== Data ==
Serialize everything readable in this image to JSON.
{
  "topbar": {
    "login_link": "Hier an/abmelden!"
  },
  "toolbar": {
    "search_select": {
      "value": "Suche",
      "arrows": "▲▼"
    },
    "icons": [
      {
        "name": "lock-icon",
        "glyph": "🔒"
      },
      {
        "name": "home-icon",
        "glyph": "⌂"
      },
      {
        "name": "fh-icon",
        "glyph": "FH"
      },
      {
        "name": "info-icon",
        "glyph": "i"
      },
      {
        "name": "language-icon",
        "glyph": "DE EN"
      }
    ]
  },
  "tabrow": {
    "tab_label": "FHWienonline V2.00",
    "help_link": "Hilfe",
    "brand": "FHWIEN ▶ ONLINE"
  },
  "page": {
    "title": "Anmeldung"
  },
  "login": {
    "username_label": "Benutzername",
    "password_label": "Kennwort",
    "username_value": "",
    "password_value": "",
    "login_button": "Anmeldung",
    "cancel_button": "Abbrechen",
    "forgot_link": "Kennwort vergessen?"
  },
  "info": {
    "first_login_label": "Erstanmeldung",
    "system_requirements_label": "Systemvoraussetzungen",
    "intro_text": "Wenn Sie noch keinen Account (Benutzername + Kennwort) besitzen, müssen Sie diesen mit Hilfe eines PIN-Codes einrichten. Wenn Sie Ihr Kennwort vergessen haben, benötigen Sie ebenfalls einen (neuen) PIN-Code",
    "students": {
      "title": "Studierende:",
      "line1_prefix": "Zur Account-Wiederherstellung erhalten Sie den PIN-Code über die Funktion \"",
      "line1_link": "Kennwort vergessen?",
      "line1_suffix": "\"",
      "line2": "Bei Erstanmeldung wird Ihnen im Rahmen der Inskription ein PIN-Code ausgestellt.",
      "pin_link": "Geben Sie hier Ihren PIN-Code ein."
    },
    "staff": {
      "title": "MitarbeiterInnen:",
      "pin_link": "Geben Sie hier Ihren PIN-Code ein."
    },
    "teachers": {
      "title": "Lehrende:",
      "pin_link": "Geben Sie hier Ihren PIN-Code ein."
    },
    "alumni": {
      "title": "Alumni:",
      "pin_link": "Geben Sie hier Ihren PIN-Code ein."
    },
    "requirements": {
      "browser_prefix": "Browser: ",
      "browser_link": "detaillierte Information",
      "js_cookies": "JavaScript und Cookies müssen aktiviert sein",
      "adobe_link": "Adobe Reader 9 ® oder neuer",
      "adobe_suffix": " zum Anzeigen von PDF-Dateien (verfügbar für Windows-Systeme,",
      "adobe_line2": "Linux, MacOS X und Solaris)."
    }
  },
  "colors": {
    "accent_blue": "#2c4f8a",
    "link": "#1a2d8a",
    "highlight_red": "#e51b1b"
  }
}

== Set exercise ==
Retype every record above exactly as it appears.

== Written response ==
Serialize everything readable in this image to JSON.
{
  "topbar": {
    "login_link": "Hier an/abmelden!"
  },
  "toolbar": {
    "search_select": {
      "value": "Suche",
      "arrows": "▲▼"
    },
    "icons": [
      {
        "name": "lock-icon",
        "glyph": "🔒"
      },
      {
        "name": "home-icon",
        "glyph": "⌂"
      },
      {
        "name": "fh-icon",
        "glyph": "FH"
      },
      {
        "name": "info-icon",
        "glyph": "i"
      },
      {
        "name": "language-icon",
        "glyph": "DE EN"
      }
    ]
  },
  "tabrow": {
    "tab_label": "FHWienonline V2.00",
    "help_link": "Hilfe",
    "brand": "FHWIEN ▶ ONLINE"
  },
  "page": {
    "title": "Anmeldung"
  },
  "login": {
    "username_label": "Benutzername",
    "password_label": "Kennwort",
    "username_value": "",
    "password_value": "",
    "login_button": "Anmeldung",
    "cancel_button": "Abbrechen",
    "forgot_link": "Kennwort vergessen?"
  },
  "info": {
    "first_login_label": "Erstanmeldung",
    "system_requirements_label": "Systemvoraussetzungen",
    "intro_text": "Wenn Sie noch keinen Account (Benutzername + Kennwort) besitzen, müssen Sie diesen mit Hilfe eines PIN-Codes einrichten. Wenn Sie Ihr Kennwort vergessen haben, benötigen Sie ebenfalls einen (neuen) PIN-Code",
    "students": {
      "title": "Studierende:",
      "line1_prefix": "Zur Account-Wiederherstellung erhalten Sie den PIN-Code über die Funktion \"",
      "line1_link": "Kennwort vergessen?",
      "line1_suffix": "\"",
      "line2": "Bei Erstanmeldung wird Ihnen im Rahmen der Inskription ein PIN-Code ausgestellt.",
      "pin_link": "Geben Sie hier Ihren PIN-Code ein."
    },
    "staff": {
      "title": "MitarbeiterInnen:",
      "pin_link": "Geben Sie hier Ihren PIN-Code ein."
    },
    "teachers": {
      "title": "Lehrende:",
      "pin_link": "Geben Sie hier Ihren PIN-Code ein."
    },
    "alumni": {
      "title": "Alumni:",
      "pin_link": "Geben Sie hier Ihren PIN-Code ein."
    },
    "requirements": {
      "browser_prefix": "Browser: ",
      "browser_link": "detaillierte Information",
      "js_cookies": "JavaScript und Cookies müssen aktiviert sein",
      "adobe_link": "Adobe Reader 9 ® oder neuer",
      "adobe_suffix": " zum Anzeigen von PDF-Dateien (verfügbar für Windows-Systeme,",
      "adobe_line2": "Linux, MacOS X und Solaris)."
    }
  },
  "colors": {
    "accent_blue": "#2c4f8a",
    "link": "#1a2d8a",
    "highlight_red": "#e51b1b"
  }
}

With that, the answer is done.